Repeat the records in full and exactly, omitting pictures.

Stored data
++++++++++
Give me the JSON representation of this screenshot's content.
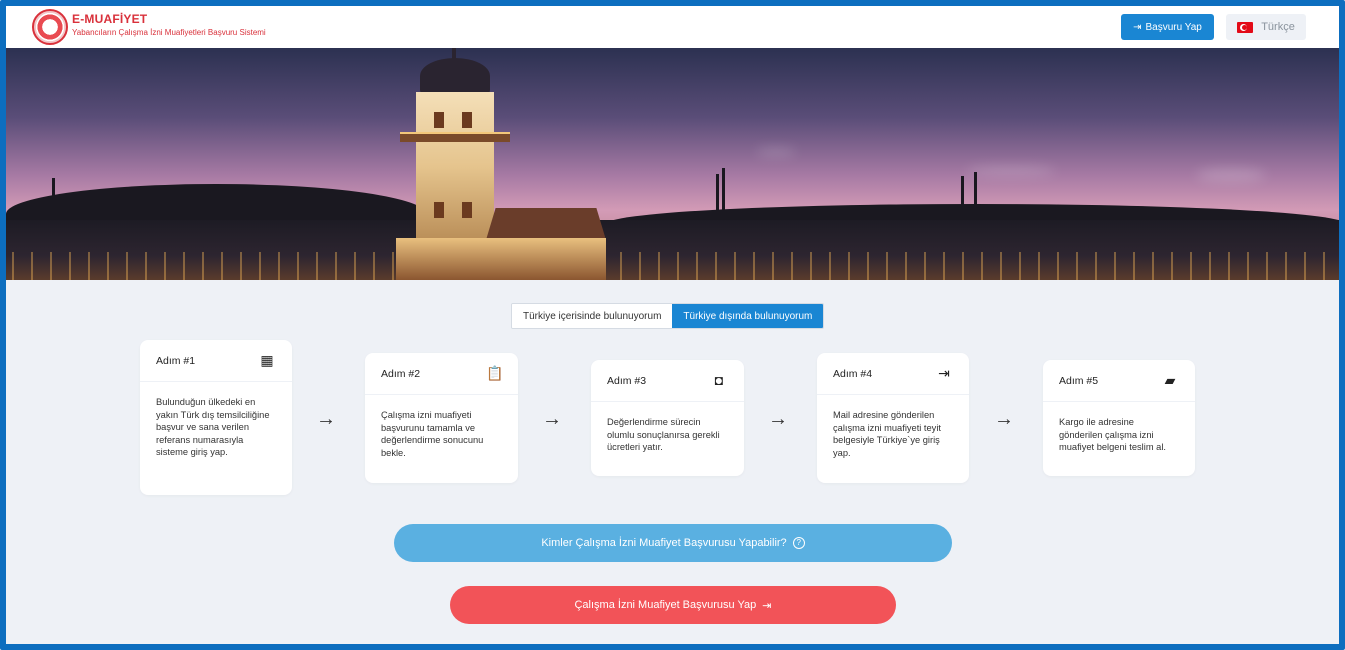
{
  "header": {
    "brand_title": "E-MUAFİYET",
    "brand_subtitle": "Yabancıların Çalışma İzni Muafiyetleri Başvuru Sistemi",
    "apply_button": "Başvuru Yap",
    "language": "Türkçe"
  },
  "location_toggle": {
    "options": [
      "Türkiye içerisinde bulunuyorum",
      "Türkiye dışında bulunuyorum"
    ],
    "selected": "Türkiye dışında bulunuyorum"
  },
  "steps": [
    {
      "title": "Adım #1",
      "icon": "building-icon",
      "text": "Bulunduğun ülkedeki en yakın Türk dış temsilciliğine başvur ve sana verilen referans numarasıyla sisteme giriş yap."
    },
    {
      "title": "Adım #2",
      "icon": "clipboard-icon",
      "text": "Çalışma izni muafiyeti başvurunu tamamla ve değerlendirme sonucunu bekle."
    },
    {
      "title": "Adım #3",
      "icon": "money-icon",
      "text": "Değerlendirme sürecin olumlu sonuçlanırsa gerekli ücretleri yatır."
    },
    {
      "title": "Adım #4",
      "icon": "door-enter-icon",
      "text": "Mail adresine gönderilen çalışma izni muafiyeti teyit belgesiyle Türkiye`ye giriş yap."
    },
    {
      "title": "Adım #5",
      "icon": "mailbox-icon",
      "text": "Kargo ile adresine gönderilen çalışma izni muafiyet belgeni teslim al."
    }
  ],
  "buttons": {
    "info": "Kimler Çalışma İzni Muafiyet Başvurusu Yapabilir?",
    "main": "Çalışma İzni Muafiyet Başvurusu Yap"
  },
  "colors": {
    "primary": "#1a86d3",
    "brand_red": "#d9313b",
    "info_button": "#5ab0e1",
    "main_button": "#f25358",
    "frame": "#0d6ebf"
  }
}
++++++++++
■ Output of the task ■
Give me the JSON representation of this screenshot's content.
{
  "header": {
    "brand_title": "E-MUAFİYET",
    "brand_subtitle": "Yabancıların Çalışma İzni Muafiyetleri Başvuru Sistemi",
    "apply_button": "Başvuru Yap",
    "language": "Türkçe"
  },
  "location_toggle": {
    "options": [
      "Türkiye içerisinde bulunuyorum",
      "Türkiye dışında bulunuyorum"
    ],
    "selected": "Türkiye dışında bulunuyorum"
  },
  "steps": [
    {
      "title": "Adım #1",
      "icon": "building-icon",
      "text": "Bulunduğun ülkedeki en yakın Türk dış temsilciliğine başvur ve sana verilen referans numarasıyla sisteme giriş yap."
    },
    {
      "title": "Adım #2",
      "icon": "clipboard-icon",
      "text": "Çalışma izni muafiyeti başvurunu tamamla ve değerlendirme sonucunu bekle."
    },
    {
      "title": "Adım #3",
      "icon": "money-icon",
      "text": "Değerlendirme sürecin olumlu sonuçlanırsa gerekli ücretleri yatır."
    },
    {
      "title": "Adım #4",
      "icon": "door-enter-icon",
      "text": "Mail adresine gönderilen çalışma izni muafiyeti teyit belgesiyle Türkiye`ye giriş yap."
    },
    {
      "title": "Adım #5",
      "icon": "mailbox-icon",
      "text": "Kargo ile adresine gönderilen çalışma izni muafiyet belgeni teslim al."
    }
  ],
  "buttons": {
    "info": "Kimler Çalışma İzni Muafiyet Başvurusu Yapabilir?",
    "main": "Çalışma İzni Muafiyet Başvurusu Yap"
  },
  "colors": {
    "primary": "#1a86d3",
    "brand_red": "#d9313b",
    "info_button": "#5ab0e1",
    "main_button": "#f25358",
    "frame": "#0d6ebf"
  }
}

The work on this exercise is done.